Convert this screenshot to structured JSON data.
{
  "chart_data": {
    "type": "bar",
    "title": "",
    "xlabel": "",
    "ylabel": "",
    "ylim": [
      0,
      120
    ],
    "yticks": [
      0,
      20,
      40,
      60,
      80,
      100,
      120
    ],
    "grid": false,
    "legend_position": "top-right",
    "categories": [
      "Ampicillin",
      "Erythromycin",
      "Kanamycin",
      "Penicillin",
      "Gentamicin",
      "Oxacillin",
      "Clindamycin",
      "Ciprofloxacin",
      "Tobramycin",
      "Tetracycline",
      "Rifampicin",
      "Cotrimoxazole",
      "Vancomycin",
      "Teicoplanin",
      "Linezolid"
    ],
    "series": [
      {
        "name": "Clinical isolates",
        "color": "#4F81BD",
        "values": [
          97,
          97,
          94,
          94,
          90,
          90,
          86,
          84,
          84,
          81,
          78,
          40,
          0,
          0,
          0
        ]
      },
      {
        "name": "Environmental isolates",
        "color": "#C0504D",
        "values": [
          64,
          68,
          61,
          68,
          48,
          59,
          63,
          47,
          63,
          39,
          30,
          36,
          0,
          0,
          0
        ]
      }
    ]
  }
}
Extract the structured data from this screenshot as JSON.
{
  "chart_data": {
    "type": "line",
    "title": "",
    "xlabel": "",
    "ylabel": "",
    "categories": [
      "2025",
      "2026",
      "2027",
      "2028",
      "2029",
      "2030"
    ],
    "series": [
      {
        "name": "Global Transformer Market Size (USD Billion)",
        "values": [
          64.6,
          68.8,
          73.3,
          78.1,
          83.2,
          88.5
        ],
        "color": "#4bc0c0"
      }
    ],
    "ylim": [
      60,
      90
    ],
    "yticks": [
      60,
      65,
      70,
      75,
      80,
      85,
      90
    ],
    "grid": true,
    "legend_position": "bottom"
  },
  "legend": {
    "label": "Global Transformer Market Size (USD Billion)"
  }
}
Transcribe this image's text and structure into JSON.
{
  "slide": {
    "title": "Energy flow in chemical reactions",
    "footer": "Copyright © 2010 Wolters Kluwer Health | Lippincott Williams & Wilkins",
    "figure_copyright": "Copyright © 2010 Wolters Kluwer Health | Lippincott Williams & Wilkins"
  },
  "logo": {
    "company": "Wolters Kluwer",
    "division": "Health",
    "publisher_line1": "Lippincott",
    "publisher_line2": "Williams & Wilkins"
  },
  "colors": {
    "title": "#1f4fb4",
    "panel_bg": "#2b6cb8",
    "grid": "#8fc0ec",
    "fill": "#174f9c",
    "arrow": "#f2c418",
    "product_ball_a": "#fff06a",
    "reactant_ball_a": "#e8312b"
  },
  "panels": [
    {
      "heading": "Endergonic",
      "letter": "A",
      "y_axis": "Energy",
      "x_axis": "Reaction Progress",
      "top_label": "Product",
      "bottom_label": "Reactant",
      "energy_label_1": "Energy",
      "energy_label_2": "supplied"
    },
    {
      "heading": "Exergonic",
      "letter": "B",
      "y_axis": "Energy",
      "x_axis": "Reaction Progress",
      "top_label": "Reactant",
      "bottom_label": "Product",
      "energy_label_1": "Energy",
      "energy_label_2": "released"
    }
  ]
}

________

- [The problem] Your task is to output the full set of records exactly as presented.

- [The output]
Convert this screenshot to structured JSON data.
{
  "chart_data": {
    "type": "bar",
    "title": "",
    "xlabel": "",
    "ylabel": "",
    "ylim": [
      0,
      120
    ],
    "yticks": [
      0,
      20,
      40,
      60,
      80,
      100,
      120
    ],
    "grid": false,
    "legend_position": "top-right",
    "categories": [
      "Ampicillin",
      "Erythromycin",
      "Kanamycin",
      "Penicillin",
      "Gentamicin",
      "Oxacillin",
      "Clindamycin",
      "Ciprofloxacin",
      "Tobramycin",
      "Tetracycline",
      "Rifampicin",
      "Cotrimoxazole",
      "Vancomycin",
      "Teicoplanin",
      "Linezolid"
    ],
    "series": [
      {
        "name": "Clinical isolates",
        "color": "#4F81BD",
        "values": [
          97,
          97,
          94,
          94,
          90,
          90,
          86,
          84,
          84,
          81,
          78,
          40,
          0,
          0,
          0
        ]
      },
      {
        "name": "Environmental isolates",
        "color": "#C0504D",
        "values": [
          64,
          68,
          61,
          68,
          48,
          59,
          63,
          47,
          63,
          39,
          30,
          36,
          0,
          0,
          0
        ]
      }
    ]
  }
}
Extract the structured data from this screenshot as JSON.
{
  "chart_data": {
    "type": "line",
    "title": "",
    "xlabel": "",
    "ylabel": "",
    "categories": [
      "2025",
      "2026",
      "2027",
      "2028",
      "2029",
      "2030"
    ],
    "series": [
      {
        "name": "Global Transformer Market Size (USD Billion)",
        "values": [
          64.6,
          68.8,
          73.3,
          78.1,
          83.2,
          88.5
        ],
        "color": "#4bc0c0"
      }
    ],
    "ylim": [
      60,
      90
    ],
    "yticks": [
      60,
      65,
      70,
      75,
      80,
      85,
      90
    ],
    "grid": true,
    "legend_position": "bottom"
  },
  "legend": {
    "label": "Global Transformer Market Size (USD Billion)"
  }
}
Transcribe this image's text and structure into JSON.
{
  "slide": {
    "title": "Energy flow in chemical reactions",
    "footer": "Copyright © 2010 Wolters Kluwer Health | Lippincott Williams & Wilkins",
    "figure_copyright": "Copyright © 2010 Wolters Kluwer Health | Lippincott Williams & Wilkins"
  },
  "logo": {
    "company": "Wolters Kluwer",
    "division": "Health",
    "publisher_line1": "Lippincott",
    "publisher_line2": "Williams & Wilkins"
  },
  "colors": {
    "title": "#1f4fb4",
    "panel_bg": "#2b6cb8",
    "grid": "#8fc0ec",
    "fill": "#174f9c",
    "arrow": "#f2c418",
    "product_ball_a": "#fff06a",
    "reactant_ball_a": "#e8312b"
  },
  "panels": [
    {
      "heading": "Endergonic",
      "letter": "A",
      "y_axis": "Energy",
      "x_axis": "Reaction Progress",
      "top_label": "Product",
      "bottom_label": "Reactant",
      "energy_label_1": "Energy",
      "energy_label_2": "supplied"
    },
    {
      "heading": "Exergonic",
      "letter": "B",
      "y_axis": "Energy",
      "x_axis": "Reaction Progress",
      "top_label": "Reactant",
      "bottom_label": "Product",
      "energy_label_1": "Energy",
      "energy_label_2": "released"
    }
  ]
}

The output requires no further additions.